### [PROVIDED ENTRIES]
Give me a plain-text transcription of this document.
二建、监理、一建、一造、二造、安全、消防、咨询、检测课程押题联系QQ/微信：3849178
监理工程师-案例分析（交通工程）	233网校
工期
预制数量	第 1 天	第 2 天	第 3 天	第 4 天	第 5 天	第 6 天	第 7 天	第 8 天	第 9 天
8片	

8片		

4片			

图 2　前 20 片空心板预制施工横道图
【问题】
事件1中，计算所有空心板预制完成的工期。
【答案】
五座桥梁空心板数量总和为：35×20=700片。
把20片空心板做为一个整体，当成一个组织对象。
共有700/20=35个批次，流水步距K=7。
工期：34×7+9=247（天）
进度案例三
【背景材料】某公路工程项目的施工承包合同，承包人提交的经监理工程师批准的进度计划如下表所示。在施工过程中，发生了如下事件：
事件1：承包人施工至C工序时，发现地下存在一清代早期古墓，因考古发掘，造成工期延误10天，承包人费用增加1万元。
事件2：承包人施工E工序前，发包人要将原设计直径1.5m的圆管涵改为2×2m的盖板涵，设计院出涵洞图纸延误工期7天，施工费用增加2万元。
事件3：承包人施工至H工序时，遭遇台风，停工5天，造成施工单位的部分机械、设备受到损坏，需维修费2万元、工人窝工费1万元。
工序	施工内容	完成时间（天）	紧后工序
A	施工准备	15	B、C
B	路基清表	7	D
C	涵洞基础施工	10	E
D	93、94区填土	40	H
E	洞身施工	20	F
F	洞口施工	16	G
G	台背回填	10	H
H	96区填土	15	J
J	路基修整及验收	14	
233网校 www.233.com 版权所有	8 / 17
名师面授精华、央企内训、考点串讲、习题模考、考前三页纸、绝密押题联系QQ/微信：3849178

### [TASK INSTRUCTIONS]
Copy out each line above, character for character.

### [FINISHED EXERCISE]
Give me a plain-text transcription of this document.
二建、监理、一建、一造、二造、安全、消防、咨询、检测课程押题联系QQ/微信：3849178
监理工程师-案例分析（交通工程）	233网校
工期
预制数量	第 1 天	第 2 天	第 3 天	第 4 天	第 5 天	第 6 天	第 7 天	第 8 天	第 9 天
8片	

8片		

4片			

图 2　前 20 片空心板预制施工横道图
【问题】
事件1中，计算所有空心板预制完成的工期。
【答案】
五座桥梁空心板数量总和为：35×20=700片。
把20片空心板做为一个整体，当成一个组织对象。
共有700/20=35个批次，流水步距K=7。
工期：34×7+9=247（天）
进度案例三
【背景材料】某公路工程项目的施工承包合同，承包人提交的经监理工程师批准的进度计划如下表所示。在施工过程中，发生了如下事件：
事件1：承包人施工至C工序时，发现地下存在一清代早期古墓，因考古发掘，造成工期延误10天，承包人费用增加1万元。
事件2：承包人施工E工序前，发包人要将原设计直径1.5m的圆管涵改为2×2m的盖板涵，设计院出涵洞图纸延误工期7天，施工费用增加2万元。
事件3：承包人施工至H工序时，遭遇台风，停工5天，造成施工单位的部分机械、设备受到损坏，需维修费2万元、工人窝工费1万元。
工序	施工内容	完成时间（天）	紧后工序
A	施工准备	15	B、C
B	路基清表	7	D
C	涵洞基础施工	10	E
D	93、94区填土	40	H
E	洞身施工	20	F
F	洞口施工	16	G
G	台背回填	10	H
H	96区填土	15	J
J	路基修整及验收	14	
233网校 www.233.com 版权所有	8 / 17
名师面授精华、央企内训、考点串讲、习题模考、考前三页纸、绝密押题联系QQ/微信：3849178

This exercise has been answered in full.